-- Provided records --
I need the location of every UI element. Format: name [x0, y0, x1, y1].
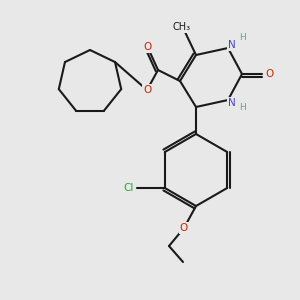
Text: H: H	[238, 34, 245, 43]
Text: Cl: Cl	[124, 183, 134, 193]
Text: O: O	[265, 69, 273, 79]
Text: O: O	[144, 42, 152, 52]
Text: CH₃: CH₃	[173, 22, 191, 32]
Text: H: H	[238, 103, 245, 112]
Text: O: O	[143, 85, 151, 95]
Text: N: N	[228, 98, 236, 108]
Text: O: O	[180, 223, 188, 233]
Text: N: N	[228, 40, 236, 50]
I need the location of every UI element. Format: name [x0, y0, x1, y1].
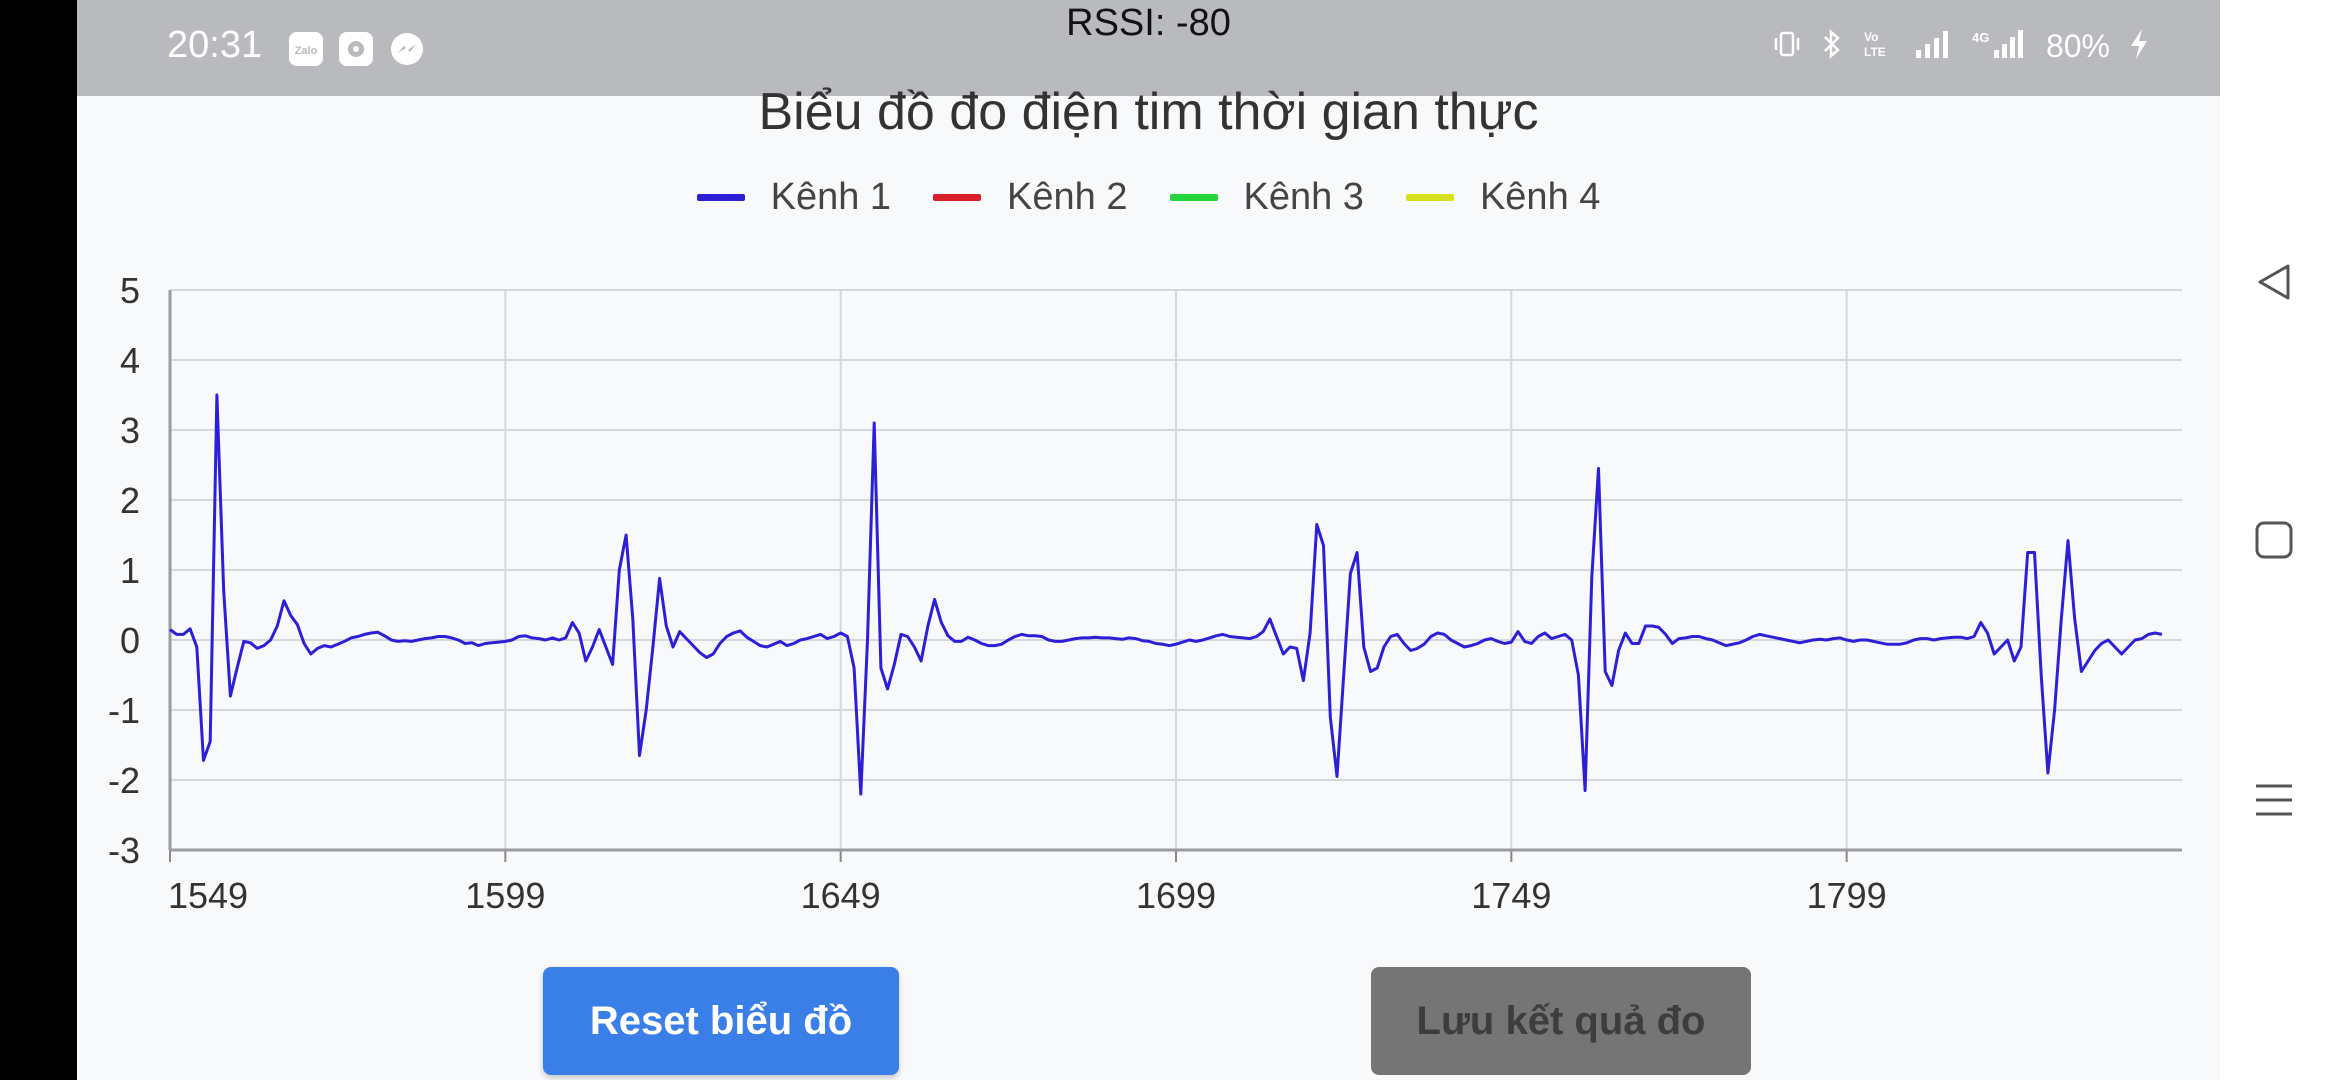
x-tick-label: 1799 — [1807, 875, 1887, 916]
messenger-icon — [390, 32, 424, 66]
legend-item-kenh-2[interactable]: Kênh 2 — [933, 176, 1128, 219]
legend-label: Kênh 3 — [1243, 176, 1364, 218]
legend-swatch — [696, 194, 745, 201]
legend-swatch — [933, 194, 982, 201]
legend-item-kenh-4[interactable]: Kênh 4 — [1405, 176, 1601, 219]
chart-title: Biểu đồ đo điện tim thời gian thực — [758, 83, 1539, 141]
svg-text:LTE: LTE — [1864, 45, 1886, 59]
svg-text:Zalo: Zalo — [295, 45, 318, 57]
x-tick-label: 1649 — [801, 875, 881, 916]
y-tick-label: 1 — [120, 550, 140, 591]
status-time: 20:31 — [167, 24, 263, 66]
save-results-button[interactable]: Lưu kết quả đo — [1371, 967, 1751, 1075]
settings-icon — [339, 32, 373, 66]
y-tick-label: -3 — [108, 830, 140, 871]
legend-label: Kênh 4 — [1479, 176, 1601, 218]
y-tick-label: 3 — [120, 410, 140, 451]
svg-text:Vo: Vo — [1864, 30, 1878, 44]
x-tick-label: 1749 — [1471, 875, 1551, 916]
svg-text:4G: 4G — [1972, 30, 1989, 45]
legend-swatch — [1405, 194, 1454, 201]
y-tick-label: -2 — [108, 760, 140, 801]
rssi-readout: RSSI: -80 — [1066, 2, 1231, 44]
y-tick-label: 5 — [120, 270, 140, 311]
x-tick-label: 1699 — [1136, 875, 1216, 916]
volte-icon: Vo LTE — [1862, 28, 1896, 65]
vibrate-icon — [1772, 29, 1802, 64]
ecg-line-chart[interactable]: 5 4 3 2 1 0 -1 -2 -3 1549 1599 1649 1699 1749 1799 — [77, 0, 2220, 960]
zalo-icon: Zalo — [289, 32, 323, 66]
recent-apps-icon[interactable] — [2254, 780, 2294, 825]
legend-label: Kênh 2 — [1007, 176, 1128, 218]
home-icon[interactable] — [2254, 520, 2294, 565]
chart-legend: Kênh 1 Kênh 2 Kênh 3 Kênh 4 — [77, 176, 2220, 219]
y-tick-label: 2 — [120, 480, 140, 521]
y-tick-label: -1 — [108, 690, 140, 731]
status-indicators: Vo LTE 4G 80% — [1772, 22, 2150, 70]
back-icon[interactable] — [2254, 262, 2294, 307]
legend-label: Kênh 1 — [770, 176, 892, 218]
signal-icon — [1914, 28, 1954, 65]
status-bar: 20:31 Zalo RSSI: -80 Vo LTE 4G — [77, 0, 2220, 96]
x-tick-label: 1599 — [465, 875, 545, 916]
charging-icon — [2128, 27, 2150, 66]
series-line-kenh-1 — [169, 393, 2163, 796]
legend-swatch — [1169, 194, 1218, 201]
legend-item-kenh-1[interactable]: Kênh 1 — [696, 176, 892, 219]
y-tick-label: 4 — [120, 340, 140, 381]
y-tick-label: 0 — [120, 620, 140, 661]
app-screen: 20:31 Zalo RSSI: -80 Vo LTE 4G — [77, 0, 2220, 1080]
x-tick-label: 1549 — [168, 875, 248, 916]
reset-chart-button[interactable]: Reset biểu đồ — [543, 967, 899, 1075]
bluetooth-icon — [1820, 28, 1844, 65]
4g-signal-icon: 4G — [1972, 28, 2028, 65]
legend-item-kenh-3[interactable]: Kênh 3 — [1169, 176, 1364, 219]
navigation-bar — [2220, 0, 2340, 1080]
battery-level: 80% — [2045, 27, 2110, 64]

-- Short exercise --
Pick out each line in the listing above that contains the string "item", matching case exactly, and copy those lines in full.

-- Finished task --
legend-item-kenh-2[interactable]: Kênh 2 — [933, 176, 1128, 219]
legend-item-kenh-4[interactable]: Kênh 4 — [1405, 176, 1601, 219]
legend-item-kenh-1[interactable]: Kênh 1 — [696, 176, 892, 219]
legend-item-kenh-3[interactable]: Kênh 3 — [1169, 176, 1364, 219]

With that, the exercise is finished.